=== Work instruction ===
An exact copy of every record below is required, with the pictures left out.

=== Source data ===

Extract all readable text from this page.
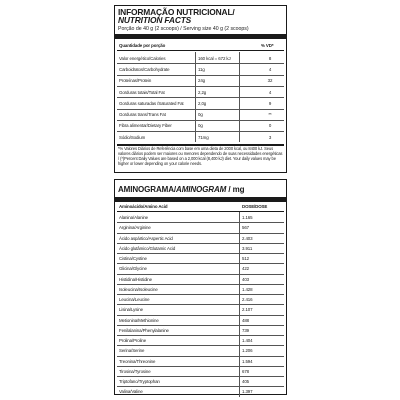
INFORMAÇÃO NUTRICIONAL/
NUTRITION FACTS
Porção de 40 g (2 scoops) / Serving size 40 g (2 scoops)
Quantidade por porção	% VD*
Valor energético/Calories	160 kcal = 672 kJ	8
Carboidratos/Carbohydrate	11g	4
Proteínas/Protein	24g	32
Gorduras totais/Total Fat	2,2g	4
Gorduras saturadas /Saturated Fat	2,0g	9
Gorduras trans/Trans Fat	0g	**
Fibra alimentar/Dietary Fiber	0g	0
Sódio/Sodium	71mg	3
*% Valores Diários de Referência com base em uma dieta de 2000 kcal, ou 8400 kJ. Seus valores diários podem ser maiores ou menores dependendo de suas necessidades energéticas / (*)Percent Daily Values are based on a 2,000 kcal (8,400 kJ) diet. Your daily values may be higher or lower depending on your calorie needs.
AMINOGRAMA/AMINOGRAM / mg
Aminoácido/Amino Acid	DOSE/DOSE
Alanina/Alanine	1.165
Arginina/Arginine	567
Ácido aspártico/Aspertic Acid	2.403
Ácido glutâmico/Glutamic Acid	3.911
Cistina/Cystine	512
Glicina/Glycine	422
Histidina/Histidine	403
Isoleucina/Isoleucine	1.428
Leucina/Leucine	2.416
Lisina/Lysine	2.107
Metionina/Methionine	488
Fenilalanina/Phenylalanine	739
Prolina/Proline	1.404
Serina/Serine	1.206
Treonina/Threonine	1.594
Tirosina/Tyrosine	678
Triptofano/Tryptophan	405
Valina/Valine	1.397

=== Reply to the exercise ===
Extract all readable text from this page.
INFORMAÇÃO NUTRICIONAL/
NUTRITION FACTS
Porção de 40 g (2 scoops) / Serving size 40 g (2 scoops)
Quantidade por porção	% VD*
Valor energético/Calories	160 kcal = 672 kJ	8
Carboidratos/Carbohydrate	11g	4
Proteínas/Protein	24g	32
Gorduras totais/Total Fat	2,2g	4
Gorduras saturadas /Saturated Fat	2,0g	9
Gorduras trans/Trans Fat	0g	**
Fibra alimentar/Dietary Fiber	0g	0
Sódio/Sodium	71mg	3
*% Valores Diários de Referência com base em uma dieta de 2000 kcal, ou 8400 kJ. Seus valores diários podem ser maiores ou menores dependendo de suas necessidades energéticas / (*)Percent Daily Values are based on a 2,000 kcal (8,400 kJ) diet. Your daily values may be higher or lower depending on your calorie needs.
AMINOGRAMA/AMINOGRAM / mg
Aminoácido/Amino Acid	DOSE/DOSE
Alanina/Alanine	1.165
Arginina/Arginine	567
Ácido aspártico/Aspertic Acid	2.403
Ácido glutâmico/Glutamic Acid	3.911
Cistina/Cystine	512
Glicina/Glycine	422
Histidina/Histidine	403
Isoleucina/Isoleucine	1.428
Leucina/Leucine	2.416
Lisina/Lysine	2.107
Metionina/Methionine	488
Fenilalanina/Phenylalanine	739
Prolina/Proline	1.404
Serina/Serine	1.206
Treonina/Threonine	1.594
Tirosina/Tyrosine	678
Triptofano/Tryptophan	405
Valina/Valine	1.397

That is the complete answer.